(Collected data entries)
/---
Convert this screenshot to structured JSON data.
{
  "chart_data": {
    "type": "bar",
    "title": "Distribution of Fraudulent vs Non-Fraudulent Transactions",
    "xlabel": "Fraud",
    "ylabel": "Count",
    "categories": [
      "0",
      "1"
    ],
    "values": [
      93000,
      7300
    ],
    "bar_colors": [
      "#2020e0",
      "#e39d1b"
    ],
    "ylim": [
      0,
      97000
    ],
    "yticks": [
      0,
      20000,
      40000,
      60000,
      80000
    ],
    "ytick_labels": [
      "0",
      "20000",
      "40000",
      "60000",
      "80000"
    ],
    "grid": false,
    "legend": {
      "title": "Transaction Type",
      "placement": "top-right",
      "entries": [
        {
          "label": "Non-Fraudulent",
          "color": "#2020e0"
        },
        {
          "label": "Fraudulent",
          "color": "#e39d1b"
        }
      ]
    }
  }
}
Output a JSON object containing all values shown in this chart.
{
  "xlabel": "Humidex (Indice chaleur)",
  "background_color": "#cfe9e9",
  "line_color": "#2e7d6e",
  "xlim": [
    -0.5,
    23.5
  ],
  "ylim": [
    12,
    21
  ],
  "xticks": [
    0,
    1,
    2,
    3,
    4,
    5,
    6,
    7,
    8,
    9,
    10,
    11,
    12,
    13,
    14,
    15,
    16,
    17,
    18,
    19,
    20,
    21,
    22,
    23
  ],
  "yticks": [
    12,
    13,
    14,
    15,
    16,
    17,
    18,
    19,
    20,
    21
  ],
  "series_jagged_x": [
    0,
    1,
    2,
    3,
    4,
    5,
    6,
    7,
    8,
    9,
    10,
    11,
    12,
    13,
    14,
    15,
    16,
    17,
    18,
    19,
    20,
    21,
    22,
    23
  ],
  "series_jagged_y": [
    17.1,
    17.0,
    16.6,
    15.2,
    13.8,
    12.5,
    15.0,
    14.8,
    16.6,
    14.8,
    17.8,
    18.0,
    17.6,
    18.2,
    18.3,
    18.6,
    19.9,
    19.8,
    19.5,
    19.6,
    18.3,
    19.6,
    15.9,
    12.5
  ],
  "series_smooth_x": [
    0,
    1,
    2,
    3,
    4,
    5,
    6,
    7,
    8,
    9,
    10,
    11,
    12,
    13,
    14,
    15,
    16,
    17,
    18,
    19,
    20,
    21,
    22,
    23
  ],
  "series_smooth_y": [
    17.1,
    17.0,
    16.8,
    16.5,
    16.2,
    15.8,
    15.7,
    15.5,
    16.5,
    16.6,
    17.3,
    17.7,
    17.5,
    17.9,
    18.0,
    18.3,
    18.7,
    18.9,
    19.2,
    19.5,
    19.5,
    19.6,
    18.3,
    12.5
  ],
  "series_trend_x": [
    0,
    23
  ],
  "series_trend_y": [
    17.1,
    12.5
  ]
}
\---
/---
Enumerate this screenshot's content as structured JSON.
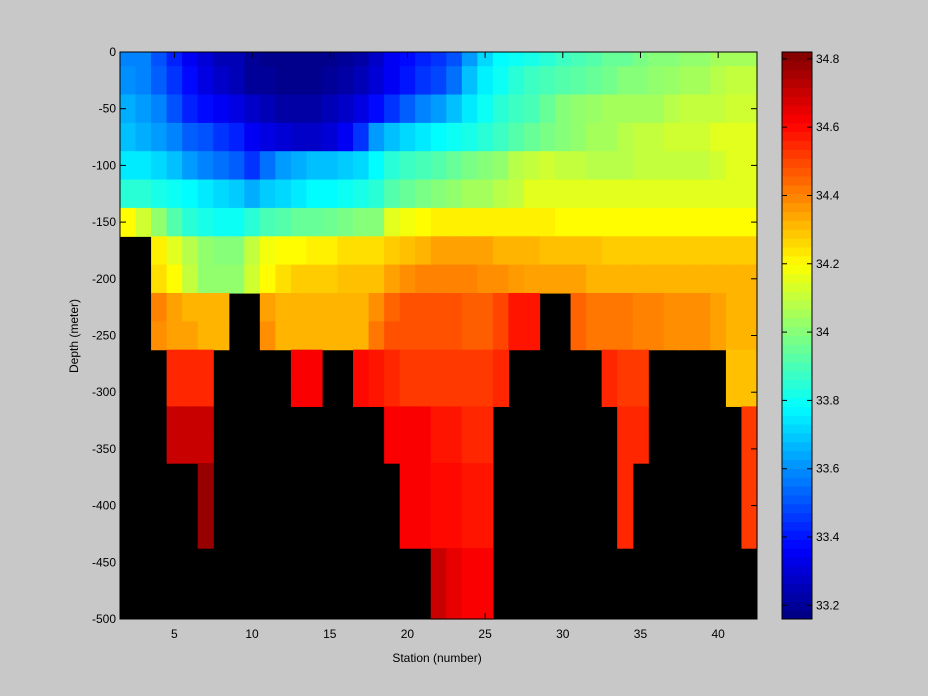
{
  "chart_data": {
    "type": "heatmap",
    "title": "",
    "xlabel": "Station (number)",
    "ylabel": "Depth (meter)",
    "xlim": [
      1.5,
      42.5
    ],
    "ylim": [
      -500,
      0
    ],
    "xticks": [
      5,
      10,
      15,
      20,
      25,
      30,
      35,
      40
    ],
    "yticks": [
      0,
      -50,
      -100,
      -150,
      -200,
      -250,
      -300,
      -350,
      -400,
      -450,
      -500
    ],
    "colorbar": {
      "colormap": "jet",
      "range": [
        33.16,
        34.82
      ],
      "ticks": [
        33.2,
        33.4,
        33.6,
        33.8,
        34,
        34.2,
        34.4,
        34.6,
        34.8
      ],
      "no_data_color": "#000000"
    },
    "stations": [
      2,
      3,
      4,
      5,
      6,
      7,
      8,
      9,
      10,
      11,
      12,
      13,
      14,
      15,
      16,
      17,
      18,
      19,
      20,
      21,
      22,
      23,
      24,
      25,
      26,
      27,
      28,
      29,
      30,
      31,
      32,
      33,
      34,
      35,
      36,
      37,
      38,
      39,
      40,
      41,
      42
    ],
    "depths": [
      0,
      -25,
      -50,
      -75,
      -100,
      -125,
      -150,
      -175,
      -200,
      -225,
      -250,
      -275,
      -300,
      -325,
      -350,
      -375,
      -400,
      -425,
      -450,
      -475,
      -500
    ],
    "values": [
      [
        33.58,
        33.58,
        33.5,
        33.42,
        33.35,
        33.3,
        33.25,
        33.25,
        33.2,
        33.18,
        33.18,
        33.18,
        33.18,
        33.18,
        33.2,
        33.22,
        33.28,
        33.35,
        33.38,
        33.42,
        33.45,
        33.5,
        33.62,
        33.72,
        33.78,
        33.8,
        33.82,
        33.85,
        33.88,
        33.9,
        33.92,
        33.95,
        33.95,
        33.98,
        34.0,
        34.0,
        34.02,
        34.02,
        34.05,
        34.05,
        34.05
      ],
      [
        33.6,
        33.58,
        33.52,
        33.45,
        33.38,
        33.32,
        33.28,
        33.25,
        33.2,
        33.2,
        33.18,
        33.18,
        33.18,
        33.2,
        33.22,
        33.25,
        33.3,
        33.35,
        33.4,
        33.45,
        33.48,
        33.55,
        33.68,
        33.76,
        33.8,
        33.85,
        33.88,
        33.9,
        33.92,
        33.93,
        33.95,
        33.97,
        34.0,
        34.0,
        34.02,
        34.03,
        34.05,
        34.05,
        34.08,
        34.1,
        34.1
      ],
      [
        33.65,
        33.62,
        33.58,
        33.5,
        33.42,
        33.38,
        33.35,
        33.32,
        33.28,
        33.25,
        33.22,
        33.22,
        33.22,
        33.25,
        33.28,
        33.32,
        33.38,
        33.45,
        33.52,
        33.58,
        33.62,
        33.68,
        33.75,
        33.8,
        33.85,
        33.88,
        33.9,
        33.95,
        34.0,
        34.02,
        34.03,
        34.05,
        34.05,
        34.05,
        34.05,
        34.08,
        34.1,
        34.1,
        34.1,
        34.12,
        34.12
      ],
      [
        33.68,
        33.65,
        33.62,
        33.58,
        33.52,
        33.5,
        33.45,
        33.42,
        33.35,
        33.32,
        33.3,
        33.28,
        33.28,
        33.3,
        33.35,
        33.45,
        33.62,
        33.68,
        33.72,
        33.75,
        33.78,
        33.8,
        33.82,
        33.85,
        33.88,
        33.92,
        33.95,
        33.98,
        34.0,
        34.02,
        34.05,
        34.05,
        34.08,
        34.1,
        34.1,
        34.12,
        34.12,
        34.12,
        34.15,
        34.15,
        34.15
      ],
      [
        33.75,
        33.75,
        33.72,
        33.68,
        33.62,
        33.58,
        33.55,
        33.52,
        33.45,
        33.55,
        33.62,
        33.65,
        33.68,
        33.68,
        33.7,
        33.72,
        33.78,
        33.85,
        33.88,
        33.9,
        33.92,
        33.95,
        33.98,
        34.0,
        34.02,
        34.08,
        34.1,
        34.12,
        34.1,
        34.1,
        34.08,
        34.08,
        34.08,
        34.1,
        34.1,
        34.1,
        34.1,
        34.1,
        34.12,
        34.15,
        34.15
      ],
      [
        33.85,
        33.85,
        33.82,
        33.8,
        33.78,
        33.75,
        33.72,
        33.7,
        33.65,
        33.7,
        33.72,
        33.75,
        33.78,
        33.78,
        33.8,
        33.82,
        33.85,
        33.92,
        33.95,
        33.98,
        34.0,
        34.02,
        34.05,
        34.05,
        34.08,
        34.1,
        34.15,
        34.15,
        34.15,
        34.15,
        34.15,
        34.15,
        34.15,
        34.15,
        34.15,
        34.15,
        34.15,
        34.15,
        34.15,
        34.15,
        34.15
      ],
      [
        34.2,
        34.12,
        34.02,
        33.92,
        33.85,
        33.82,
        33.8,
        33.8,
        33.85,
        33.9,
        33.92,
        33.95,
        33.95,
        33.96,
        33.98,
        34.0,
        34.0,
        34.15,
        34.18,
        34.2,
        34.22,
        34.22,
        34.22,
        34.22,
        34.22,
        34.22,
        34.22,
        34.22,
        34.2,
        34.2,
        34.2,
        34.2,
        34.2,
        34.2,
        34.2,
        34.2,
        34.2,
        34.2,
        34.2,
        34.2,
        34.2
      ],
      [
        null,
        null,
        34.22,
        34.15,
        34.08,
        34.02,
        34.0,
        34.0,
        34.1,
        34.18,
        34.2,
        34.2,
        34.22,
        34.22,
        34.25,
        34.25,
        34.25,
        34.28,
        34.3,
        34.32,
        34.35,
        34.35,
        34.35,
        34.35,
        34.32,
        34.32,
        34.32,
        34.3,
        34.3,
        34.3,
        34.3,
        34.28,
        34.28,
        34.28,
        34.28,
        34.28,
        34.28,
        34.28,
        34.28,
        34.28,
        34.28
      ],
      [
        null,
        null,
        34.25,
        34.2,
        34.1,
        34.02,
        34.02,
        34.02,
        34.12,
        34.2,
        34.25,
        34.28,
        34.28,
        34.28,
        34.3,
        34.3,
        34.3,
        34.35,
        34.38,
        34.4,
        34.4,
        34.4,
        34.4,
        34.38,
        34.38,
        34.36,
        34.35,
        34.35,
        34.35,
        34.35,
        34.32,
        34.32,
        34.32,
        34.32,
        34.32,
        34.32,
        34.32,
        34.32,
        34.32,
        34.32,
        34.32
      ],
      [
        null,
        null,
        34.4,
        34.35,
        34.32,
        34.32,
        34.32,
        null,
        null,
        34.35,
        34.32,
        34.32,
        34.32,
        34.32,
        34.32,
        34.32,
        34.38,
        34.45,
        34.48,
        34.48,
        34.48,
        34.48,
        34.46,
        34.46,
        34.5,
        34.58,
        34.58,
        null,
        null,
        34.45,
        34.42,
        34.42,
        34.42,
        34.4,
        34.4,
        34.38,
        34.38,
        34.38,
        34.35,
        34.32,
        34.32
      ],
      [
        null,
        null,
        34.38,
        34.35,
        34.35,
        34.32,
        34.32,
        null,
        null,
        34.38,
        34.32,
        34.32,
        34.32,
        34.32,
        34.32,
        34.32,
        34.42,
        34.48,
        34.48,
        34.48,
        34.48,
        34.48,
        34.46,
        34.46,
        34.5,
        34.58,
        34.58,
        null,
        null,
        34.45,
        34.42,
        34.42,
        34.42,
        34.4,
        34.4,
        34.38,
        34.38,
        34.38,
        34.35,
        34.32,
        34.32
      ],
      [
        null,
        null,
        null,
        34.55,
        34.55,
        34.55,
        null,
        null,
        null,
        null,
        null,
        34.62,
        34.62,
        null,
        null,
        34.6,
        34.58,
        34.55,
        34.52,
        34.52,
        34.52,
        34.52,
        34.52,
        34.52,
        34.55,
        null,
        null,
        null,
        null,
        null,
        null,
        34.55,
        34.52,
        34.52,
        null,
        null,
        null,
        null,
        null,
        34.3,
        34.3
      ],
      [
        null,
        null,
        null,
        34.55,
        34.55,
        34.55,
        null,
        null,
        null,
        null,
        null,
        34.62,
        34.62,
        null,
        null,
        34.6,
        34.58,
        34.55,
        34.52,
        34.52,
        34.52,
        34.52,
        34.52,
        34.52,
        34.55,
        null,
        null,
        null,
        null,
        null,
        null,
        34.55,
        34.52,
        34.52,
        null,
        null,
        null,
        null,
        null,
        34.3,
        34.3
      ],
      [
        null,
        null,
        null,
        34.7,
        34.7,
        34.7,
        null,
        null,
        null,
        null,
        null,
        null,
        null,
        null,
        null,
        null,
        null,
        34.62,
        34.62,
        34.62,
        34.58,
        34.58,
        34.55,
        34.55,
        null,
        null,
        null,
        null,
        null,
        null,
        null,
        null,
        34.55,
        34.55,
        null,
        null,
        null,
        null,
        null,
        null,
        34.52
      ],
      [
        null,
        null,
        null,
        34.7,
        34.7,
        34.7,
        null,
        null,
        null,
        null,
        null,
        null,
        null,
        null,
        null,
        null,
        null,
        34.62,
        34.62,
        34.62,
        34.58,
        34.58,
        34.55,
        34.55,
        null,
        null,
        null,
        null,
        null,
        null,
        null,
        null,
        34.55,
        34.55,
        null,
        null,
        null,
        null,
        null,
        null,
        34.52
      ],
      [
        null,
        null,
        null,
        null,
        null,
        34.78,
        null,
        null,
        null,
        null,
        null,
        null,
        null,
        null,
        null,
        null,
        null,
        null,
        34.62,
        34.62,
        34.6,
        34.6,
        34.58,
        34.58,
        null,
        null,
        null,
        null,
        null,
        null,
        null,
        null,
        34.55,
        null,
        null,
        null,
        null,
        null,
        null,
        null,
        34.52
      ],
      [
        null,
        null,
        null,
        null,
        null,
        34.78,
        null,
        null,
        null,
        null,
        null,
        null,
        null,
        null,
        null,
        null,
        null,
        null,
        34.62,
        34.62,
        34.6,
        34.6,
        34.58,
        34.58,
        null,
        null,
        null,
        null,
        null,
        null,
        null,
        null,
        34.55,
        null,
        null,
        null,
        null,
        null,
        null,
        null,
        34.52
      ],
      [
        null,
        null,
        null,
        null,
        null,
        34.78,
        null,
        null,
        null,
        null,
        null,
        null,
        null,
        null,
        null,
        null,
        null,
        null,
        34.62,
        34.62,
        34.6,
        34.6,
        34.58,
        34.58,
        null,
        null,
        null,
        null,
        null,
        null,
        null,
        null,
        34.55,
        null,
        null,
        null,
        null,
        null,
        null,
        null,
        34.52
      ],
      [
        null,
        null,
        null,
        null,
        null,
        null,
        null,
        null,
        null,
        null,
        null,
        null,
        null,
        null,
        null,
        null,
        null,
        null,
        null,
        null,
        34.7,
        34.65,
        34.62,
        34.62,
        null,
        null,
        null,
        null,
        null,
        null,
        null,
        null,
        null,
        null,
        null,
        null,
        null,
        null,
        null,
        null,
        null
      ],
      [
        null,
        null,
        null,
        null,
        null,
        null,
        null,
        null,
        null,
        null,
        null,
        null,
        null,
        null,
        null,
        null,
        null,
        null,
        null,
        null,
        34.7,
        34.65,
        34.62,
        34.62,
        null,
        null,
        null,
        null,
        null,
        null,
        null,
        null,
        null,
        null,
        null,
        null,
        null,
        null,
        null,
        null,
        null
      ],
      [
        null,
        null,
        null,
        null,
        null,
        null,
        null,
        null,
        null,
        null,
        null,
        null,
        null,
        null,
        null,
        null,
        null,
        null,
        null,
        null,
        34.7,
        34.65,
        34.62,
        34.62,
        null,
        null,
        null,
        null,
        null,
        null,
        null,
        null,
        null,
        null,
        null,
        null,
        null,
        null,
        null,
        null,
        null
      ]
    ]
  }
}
\---
→ **Stated task**: From the data above, copy each line where the string "JSON" appears.

→ **Response to the exercise**:
Convert this screenshot to structured JSON data.
Output a JSON object containing all values shown in this chart.
Enumerate this screenshot's content as structured JSON.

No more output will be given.